## To do:
Copy all the data exactly, except the pictures.

### Information shown ###

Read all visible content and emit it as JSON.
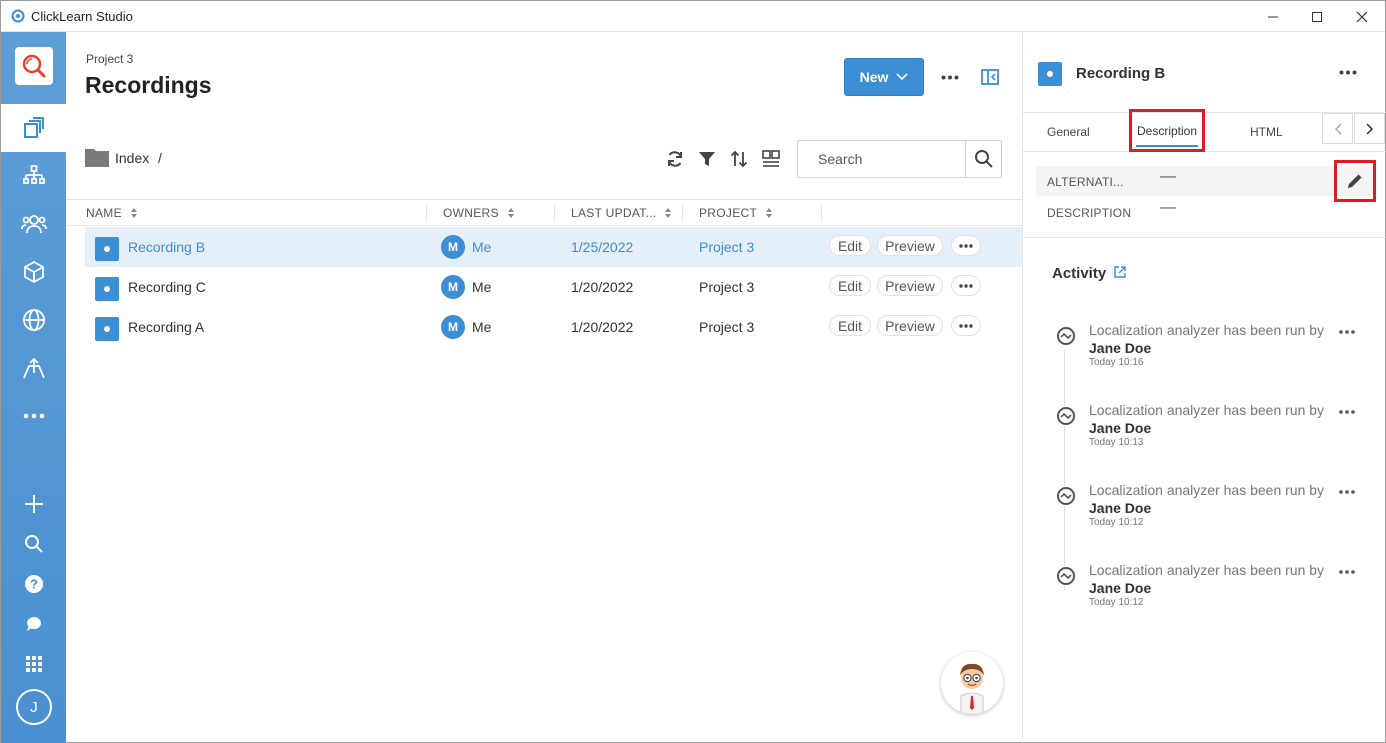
{
  "window": {
    "title": "ClickLearn Studio"
  },
  "sidebar": {
    "avatar_initial": "J",
    "icons": [
      "clicklearn-logo-icon",
      "recordings-icon",
      "hierarchy-icon",
      "users-icon",
      "package-icon",
      "globe-icon",
      "publish-icon",
      "more-icon",
      "add-icon",
      "search-icon",
      "help-icon",
      "chat-icon",
      "apps-grid-icon"
    ]
  },
  "header": {
    "project": "Project 3",
    "title": "Recordings",
    "new_label": "New"
  },
  "toolbar": {
    "folder_label": "Index",
    "separator": "/",
    "search_placeholder": "Search"
  },
  "table": {
    "columns": [
      "NAME",
      "OWNERS",
      "LAST UPDAT...",
      "PROJECT"
    ],
    "rows": [
      {
        "name": "Recording B",
        "owner_initial": "M",
        "owner": "Me",
        "updated": "1/25/2022",
        "project": "Project 3",
        "edit": "Edit",
        "preview": "Preview",
        "selected": true
      },
      {
        "name": "Recording C",
        "owner_initial": "M",
        "owner": "Me",
        "updated": "1/20/2022",
        "project": "Project 3",
        "edit": "Edit",
        "preview": "Preview",
        "selected": false
      },
      {
        "name": "Recording A",
        "owner_initial": "M",
        "owner": "Me",
        "updated": "1/20/2022",
        "project": "Project 3",
        "edit": "Edit",
        "preview": "Preview",
        "selected": false
      }
    ]
  },
  "details": {
    "title": "Recording B",
    "tabs": [
      "General",
      "Description",
      "HTML"
    ],
    "active_tab": "Description",
    "properties": [
      {
        "key": "ALTERNATI...",
        "value": "—"
      },
      {
        "key": "DESCRIPTION",
        "value": "—"
      }
    ],
    "activity_title": "Activity",
    "activity": [
      {
        "text": "Localization analyzer has been run by",
        "user": "Jane Doe",
        "time": "Today 10:16"
      },
      {
        "text": "Localization analyzer has been run by",
        "user": "Jane Doe",
        "time": "Today 10:13"
      },
      {
        "text": "Localization analyzer has been run by",
        "user": "Jane Doe",
        "time": "Today 10:12"
      },
      {
        "text": "Localization analyzer has been run by",
        "user": "Jane Doe",
        "time": "Today 10:12"
      }
    ]
  },
  "colors": {
    "accent": "#3c8fd4",
    "sidebar": "#4a90d0",
    "highlight": "#e11b22",
    "selected_row": "#e4eff9"
  }
}
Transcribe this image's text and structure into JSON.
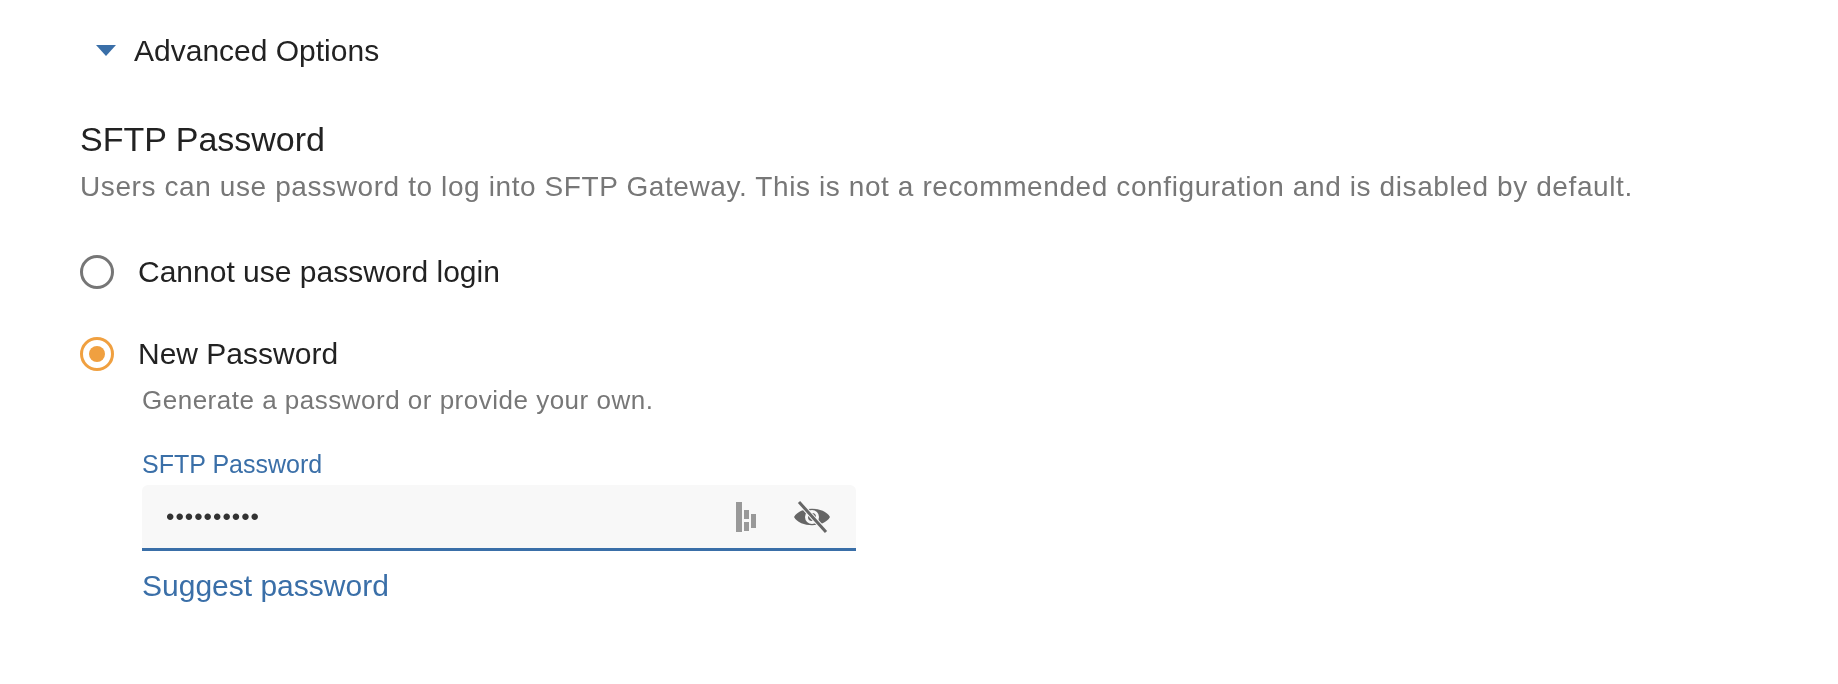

###

## Response:
Read all visible content and emit it as JSON.
{
  "window": {
    "title": "ClickLearn Studio"
  },
  "sidebar": {
    "avatar_initial": "J",
    "icons": [
      "clicklearn-logo-icon",
      "recordings-icon",
      "hierarchy-icon",
      "users-icon",
      "package-icon",
      "globe-icon",
      "publish-icon",
      "more-icon",
      "add-icon",
      "search-icon",
      "help-icon",
      "chat-icon",
      "apps-grid-icon"
    ]
  },
  "header": {
    "project": "Project 3",
    "title": "Recordings",
    "new_label": "New"
  },
  "toolbar": {
    "folder_label": "Index",
    "separator": "/",
    "search_placeholder": "Search"
  },
  "table": {
    "columns": [
      "NAME",
      "OWNERS",
      "LAST UPDAT...",
      "PROJECT"
    ],
    "rows": [
      {
        "name": "Recording B",
        "owner_initial": "M",
        "owner": "Me",
        "updated": "1/25/2022",
        "project": "Project 3",
        "edit": "Edit",
        "preview": "Preview",
        "selected": true
      },
      {
        "name": "Recording C",
        "owner_initial": "M",
        "owner": "Me",
        "updated": "1/20/2022",
        "project": "Project 3",
        "edit": "Edit",
        "preview": "Preview",
        "selected": false
      },
      {
        "name": "Recording A",
        "owner_initial": "M",
        "owner": "Me",
        "updated": "1/20/2022",
        "project": "Project 3",
        "edit": "Edit",
        "preview": "Preview",
        "selected": false
      }
    ]
  },
  "details": {
    "title": "Recording B",
    "tabs": [
      "General",
      "Description",
      "HTML"
    ],
    "active_tab": "Description",
    "properties": [
      {
        "key": "ALTERNATI...",
        "value": "—"
      },
      {
        "key": "DESCRIPTION",
        "value": "—"
      }
    ],
    "activity_title": "Activity",
    "activity": [
      {
        "text": "Localization analyzer has been run by",
        "user": "Jane Doe",
        "time": "Today 10:16"
      },
      {
        "text": "Localization analyzer has been run by",
        "user": "Jane Doe",
        "time": "Today 10:13"
      },
      {
        "text": "Localization analyzer has been run by",
        "user": "Jane Doe",
        "time": "Today 10:12"
      },
      {
        "text": "Localization analyzer has been run by",
        "user": "Jane Doe",
        "time": "Today 10:12"
      }
    ]
  },
  "colors": {
    "accent": "#3c8fd4",
    "sidebar": "#4a90d0",
    "highlight": "#e11b22",
    "selected_row": "#e4eff9"
  }
}
Transcribe this image's text and structure into JSON.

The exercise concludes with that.